**Problem to work on:** Find every line in the records below that holds the word "University", and copy it out.

**Provided data:**

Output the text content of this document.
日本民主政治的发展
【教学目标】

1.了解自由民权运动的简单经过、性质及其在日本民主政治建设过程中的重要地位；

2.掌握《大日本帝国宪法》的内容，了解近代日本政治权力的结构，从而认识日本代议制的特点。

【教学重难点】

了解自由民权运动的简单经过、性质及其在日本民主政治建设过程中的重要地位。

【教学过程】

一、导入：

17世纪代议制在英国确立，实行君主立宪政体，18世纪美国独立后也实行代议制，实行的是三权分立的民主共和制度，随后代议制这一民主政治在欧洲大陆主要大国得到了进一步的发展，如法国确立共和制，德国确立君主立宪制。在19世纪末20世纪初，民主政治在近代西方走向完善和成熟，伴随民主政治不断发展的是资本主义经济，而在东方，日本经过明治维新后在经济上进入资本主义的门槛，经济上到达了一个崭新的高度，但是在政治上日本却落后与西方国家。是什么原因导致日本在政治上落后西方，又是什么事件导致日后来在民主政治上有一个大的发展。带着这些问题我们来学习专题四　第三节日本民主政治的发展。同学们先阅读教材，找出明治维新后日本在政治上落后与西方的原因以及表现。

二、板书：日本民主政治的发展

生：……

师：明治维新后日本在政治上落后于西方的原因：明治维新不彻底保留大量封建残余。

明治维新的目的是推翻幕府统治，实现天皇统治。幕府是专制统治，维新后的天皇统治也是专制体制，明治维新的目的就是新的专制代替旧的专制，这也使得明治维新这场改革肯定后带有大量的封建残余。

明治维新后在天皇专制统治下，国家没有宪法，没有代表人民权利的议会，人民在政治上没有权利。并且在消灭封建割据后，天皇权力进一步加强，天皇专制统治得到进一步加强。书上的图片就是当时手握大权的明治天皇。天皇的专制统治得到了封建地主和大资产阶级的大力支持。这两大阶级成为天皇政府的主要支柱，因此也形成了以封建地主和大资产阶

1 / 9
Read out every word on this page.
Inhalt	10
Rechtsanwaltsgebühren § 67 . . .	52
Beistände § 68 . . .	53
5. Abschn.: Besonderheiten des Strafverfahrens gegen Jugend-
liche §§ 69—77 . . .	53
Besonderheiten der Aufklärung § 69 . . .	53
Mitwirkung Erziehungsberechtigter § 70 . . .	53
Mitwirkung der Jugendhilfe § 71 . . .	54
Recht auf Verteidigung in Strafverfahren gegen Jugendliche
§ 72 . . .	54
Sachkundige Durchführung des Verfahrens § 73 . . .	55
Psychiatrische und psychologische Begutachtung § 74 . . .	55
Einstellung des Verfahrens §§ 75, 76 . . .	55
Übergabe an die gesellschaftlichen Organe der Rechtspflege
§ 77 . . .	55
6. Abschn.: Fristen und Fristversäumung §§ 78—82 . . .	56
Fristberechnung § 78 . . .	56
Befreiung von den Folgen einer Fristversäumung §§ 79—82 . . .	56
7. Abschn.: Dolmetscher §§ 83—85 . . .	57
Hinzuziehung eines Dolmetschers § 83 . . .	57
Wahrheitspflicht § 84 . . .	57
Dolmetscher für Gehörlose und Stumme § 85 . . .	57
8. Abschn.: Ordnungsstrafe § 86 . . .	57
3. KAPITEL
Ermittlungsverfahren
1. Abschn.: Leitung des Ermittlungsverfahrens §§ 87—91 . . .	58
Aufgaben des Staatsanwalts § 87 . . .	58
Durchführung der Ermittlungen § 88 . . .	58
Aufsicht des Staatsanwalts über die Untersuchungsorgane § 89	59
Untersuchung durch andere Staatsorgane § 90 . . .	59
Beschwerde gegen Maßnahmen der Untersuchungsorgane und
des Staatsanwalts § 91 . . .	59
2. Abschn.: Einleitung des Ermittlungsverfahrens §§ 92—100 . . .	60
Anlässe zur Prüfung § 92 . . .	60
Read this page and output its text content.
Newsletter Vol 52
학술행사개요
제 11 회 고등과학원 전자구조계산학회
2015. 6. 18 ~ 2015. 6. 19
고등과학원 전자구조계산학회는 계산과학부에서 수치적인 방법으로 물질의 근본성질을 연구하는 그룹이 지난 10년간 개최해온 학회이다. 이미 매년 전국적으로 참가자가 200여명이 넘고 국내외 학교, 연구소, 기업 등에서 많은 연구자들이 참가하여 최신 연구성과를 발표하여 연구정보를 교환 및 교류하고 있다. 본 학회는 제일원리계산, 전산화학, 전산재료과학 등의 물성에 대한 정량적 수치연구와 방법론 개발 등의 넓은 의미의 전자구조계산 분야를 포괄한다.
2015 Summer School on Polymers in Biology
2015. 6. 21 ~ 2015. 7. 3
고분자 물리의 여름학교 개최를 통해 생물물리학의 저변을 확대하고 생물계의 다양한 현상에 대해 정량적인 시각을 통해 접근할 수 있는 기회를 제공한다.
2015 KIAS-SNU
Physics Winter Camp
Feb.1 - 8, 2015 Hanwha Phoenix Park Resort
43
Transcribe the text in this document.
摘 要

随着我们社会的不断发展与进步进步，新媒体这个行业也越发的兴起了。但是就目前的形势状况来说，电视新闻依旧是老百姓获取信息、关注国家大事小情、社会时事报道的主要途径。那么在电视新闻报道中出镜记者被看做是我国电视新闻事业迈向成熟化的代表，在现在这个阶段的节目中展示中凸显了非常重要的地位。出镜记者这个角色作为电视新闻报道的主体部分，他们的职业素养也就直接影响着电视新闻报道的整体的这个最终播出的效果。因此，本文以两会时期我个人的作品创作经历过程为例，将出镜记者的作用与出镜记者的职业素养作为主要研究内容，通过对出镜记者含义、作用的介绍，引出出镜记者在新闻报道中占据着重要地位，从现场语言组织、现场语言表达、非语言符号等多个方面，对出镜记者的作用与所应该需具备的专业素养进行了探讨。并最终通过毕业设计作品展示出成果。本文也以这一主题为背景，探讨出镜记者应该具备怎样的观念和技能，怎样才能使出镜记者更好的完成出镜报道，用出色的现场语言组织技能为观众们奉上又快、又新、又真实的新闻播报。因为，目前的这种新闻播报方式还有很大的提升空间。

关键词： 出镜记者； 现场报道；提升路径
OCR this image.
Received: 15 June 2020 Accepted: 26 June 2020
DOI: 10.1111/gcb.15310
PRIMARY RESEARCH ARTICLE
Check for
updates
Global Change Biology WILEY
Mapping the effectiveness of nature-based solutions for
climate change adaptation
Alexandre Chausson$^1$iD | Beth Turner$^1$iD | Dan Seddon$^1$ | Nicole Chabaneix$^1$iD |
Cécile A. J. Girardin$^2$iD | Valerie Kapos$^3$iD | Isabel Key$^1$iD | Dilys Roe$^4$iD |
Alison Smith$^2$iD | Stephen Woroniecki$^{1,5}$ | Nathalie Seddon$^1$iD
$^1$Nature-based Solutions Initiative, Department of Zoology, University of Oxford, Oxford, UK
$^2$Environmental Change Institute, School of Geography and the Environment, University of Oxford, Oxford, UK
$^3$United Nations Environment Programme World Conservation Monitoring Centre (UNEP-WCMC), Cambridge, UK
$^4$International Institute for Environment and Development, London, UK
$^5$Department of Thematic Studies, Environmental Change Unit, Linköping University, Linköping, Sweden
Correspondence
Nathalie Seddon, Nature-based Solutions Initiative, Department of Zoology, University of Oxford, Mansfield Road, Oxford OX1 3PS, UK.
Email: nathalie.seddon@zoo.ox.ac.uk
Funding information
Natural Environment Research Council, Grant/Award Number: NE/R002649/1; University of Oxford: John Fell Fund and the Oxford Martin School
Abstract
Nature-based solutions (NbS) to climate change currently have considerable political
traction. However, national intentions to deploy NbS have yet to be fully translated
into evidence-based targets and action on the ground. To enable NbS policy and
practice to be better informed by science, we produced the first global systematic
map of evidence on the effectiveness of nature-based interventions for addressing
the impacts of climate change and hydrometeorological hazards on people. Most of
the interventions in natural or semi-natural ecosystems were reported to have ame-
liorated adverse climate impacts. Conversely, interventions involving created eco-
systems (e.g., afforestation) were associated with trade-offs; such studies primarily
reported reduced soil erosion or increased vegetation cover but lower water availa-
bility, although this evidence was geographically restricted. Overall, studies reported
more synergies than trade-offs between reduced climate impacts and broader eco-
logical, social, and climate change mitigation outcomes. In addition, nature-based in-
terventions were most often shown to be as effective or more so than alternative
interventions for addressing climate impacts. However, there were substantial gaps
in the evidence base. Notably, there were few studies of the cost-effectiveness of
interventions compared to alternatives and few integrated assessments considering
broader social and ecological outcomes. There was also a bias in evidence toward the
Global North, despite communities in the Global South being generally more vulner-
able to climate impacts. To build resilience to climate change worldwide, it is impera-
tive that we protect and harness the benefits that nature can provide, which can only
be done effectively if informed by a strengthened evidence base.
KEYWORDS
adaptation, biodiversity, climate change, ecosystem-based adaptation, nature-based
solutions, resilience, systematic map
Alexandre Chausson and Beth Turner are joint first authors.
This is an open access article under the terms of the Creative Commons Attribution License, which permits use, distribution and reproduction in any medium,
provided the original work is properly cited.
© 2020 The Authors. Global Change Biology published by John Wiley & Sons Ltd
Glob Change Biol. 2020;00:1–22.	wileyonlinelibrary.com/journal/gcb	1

**Answer:**
$^1$Nature-based Solutions Initiative, Department of Zoology, University of Oxford, Oxford, UK
$^2$Environmental Change Institute, School of Geography and the Environment, University of Oxford, Oxford, UK
$^5$Department of Thematic Studies, Environmental Change Unit, Linköping University, Linköping, Sweden
Nathalie Seddon, Nature-based Solutions Initiative, Department of Zoology, University of Oxford, Mansfield Road, Oxford OX1 3PS, UK.
Natural Environment Research Council, Grant/Award Number: NE/R002649/1; University of Oxford: John Fell Fund and the Oxford Martin School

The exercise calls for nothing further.